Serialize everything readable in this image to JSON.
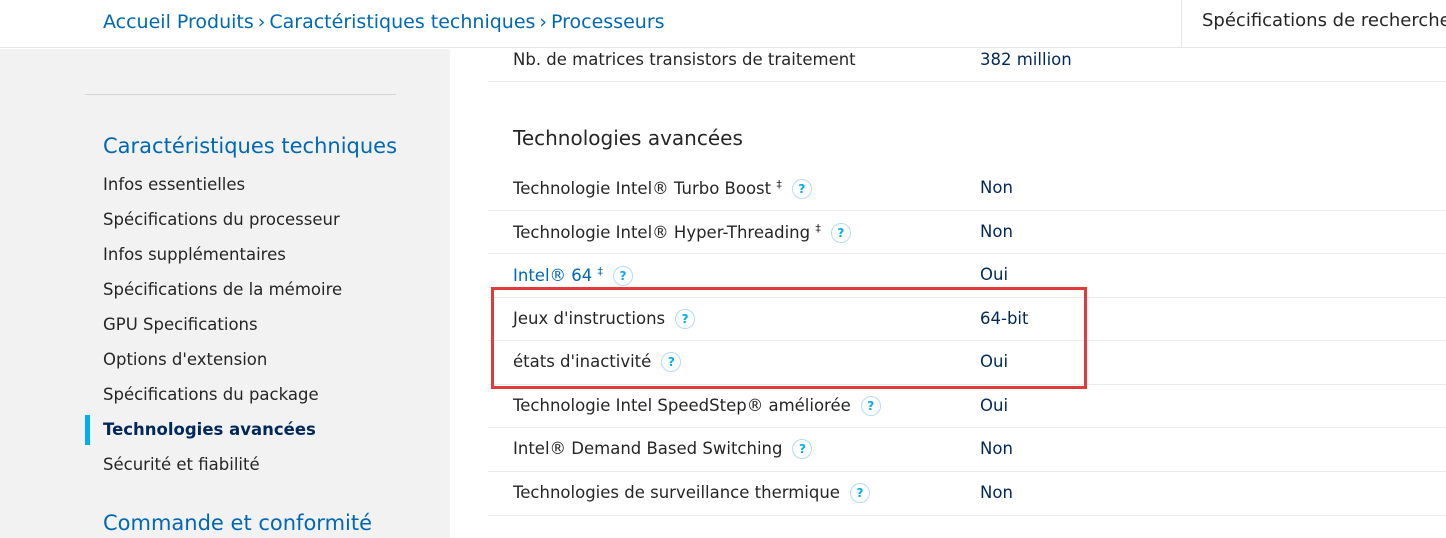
{
  "breadcrumb": {
    "items": [
      "Accueil Produits",
      "Caractéristiques techniques",
      "Processeurs"
    ],
    "separator": "›"
  },
  "search_specs_label": "Spécifications de recherche",
  "sidebar": {
    "section_title": "Caractéristiques techniques",
    "items": [
      {
        "label": "Infos essentielles",
        "active": false
      },
      {
        "label": "Spécifications du processeur",
        "active": false
      },
      {
        "label": "Infos supplémentaires",
        "active": false
      },
      {
        "label": "Spécifications de la mémoire",
        "active": false
      },
      {
        "label": "GPU Specifications",
        "active": false
      },
      {
        "label": "Options d'extension",
        "active": false
      },
      {
        "label": "Spécifications du package",
        "active": false
      },
      {
        "label": "Technologies avancées",
        "active": true
      },
      {
        "label": "Sécurité et fiabilité",
        "active": false
      }
    ],
    "next_section_title": "Commande et conformité"
  },
  "content": {
    "top_row": {
      "label": "Nb. de matrices transistors de traitement",
      "value": "382 million"
    },
    "section_heading": "Technologies avancées",
    "rows": [
      {
        "label": "Technologie Intel® Turbo Boost",
        "dagger": "‡",
        "value": "Non"
      },
      {
        "label": "Technologie Intel® Hyper-Threading",
        "dagger": "‡",
        "value": "Non"
      },
      {
        "label": "Intel® 64",
        "dagger": "‡",
        "value": "Oui"
      },
      {
        "label": "Jeux d'instructions",
        "value": "64-bit"
      },
      {
        "label": "états d'inactivité",
        "value": "Oui"
      },
      {
        "label": "Technologie Intel SpeedStep® améliorée",
        "value": "Oui"
      },
      {
        "label": "Intel® Demand Based Switching",
        "value": "Non"
      },
      {
        "label": "Technologies de surveillance thermique",
        "value": "Non"
      }
    ],
    "help_glyph": "?"
  },
  "colors": {
    "link_blue": "#0068b5",
    "value_navy": "#00285a",
    "accent_cyan": "#00aeef",
    "highlight_red": "#e03b3b",
    "sidebar_bg": "#f2f2f2"
  }
}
───
▶ TASK
Set the entries down again exactly. Do not include the images.

▶ ANSWER TO THE EXERCISE
Serialize everything readable in this image to JSON.
{
  "breadcrumb": {
    "items": [
      "Accueil Produits",
      "Caractéristiques techniques",
      "Processeurs"
    ],
    "separator": "›"
  },
  "search_specs_label": "Spécifications de recherche",
  "sidebar": {
    "section_title": "Caractéristiques techniques",
    "items": [
      {
        "label": "Infos essentielles",
        "active": false
      },
      {
        "label": "Spécifications du processeur",
        "active": false
      },
      {
        "label": "Infos supplémentaires",
        "active": false
      },
      {
        "label": "Spécifications de la mémoire",
        "active": false
      },
      {
        "label": "GPU Specifications",
        "active": false
      },
      {
        "label": "Options d'extension",
        "active": false
      },
      {
        "label": "Spécifications du package",
        "active": false
      },
      {
        "label": "Technologies avancées",
        "active": true
      },
      {
        "label": "Sécurité et fiabilité",
        "active": false
      }
    ],
    "next_section_title": "Commande et conformité"
  },
  "content": {
    "top_row": {
      "label": "Nb. de matrices transistors de traitement",
      "value": "382 million"
    },
    "section_heading": "Technologies avancées",
    "rows": [
      {
        "label": "Technologie Intel® Turbo Boost",
        "dagger": "‡",
        "value": "Non"
      },
      {
        "label": "Technologie Intel® Hyper-Threading",
        "dagger": "‡",
        "value": "Non"
      },
      {
        "label": "Intel® 64",
        "dagger": "‡",
        "value": "Oui"
      },
      {
        "label": "Jeux d'instructions",
        "value": "64-bit"
      },
      {
        "label": "états d'inactivité",
        "value": "Oui"
      },
      {
        "label": "Technologie Intel SpeedStep® améliorée",
        "value": "Oui"
      },
      {
        "label": "Intel® Demand Based Switching",
        "value": "Non"
      },
      {
        "label": "Technologies de surveillance thermique",
        "value": "Non"
      }
    ],
    "help_glyph": "?"
  },
  "colors": {
    "link_blue": "#0068b5",
    "value_navy": "#00285a",
    "accent_cyan": "#00aeef",
    "highlight_red": "#e03b3b",
    "sidebar_bg": "#f2f2f2"
  }
}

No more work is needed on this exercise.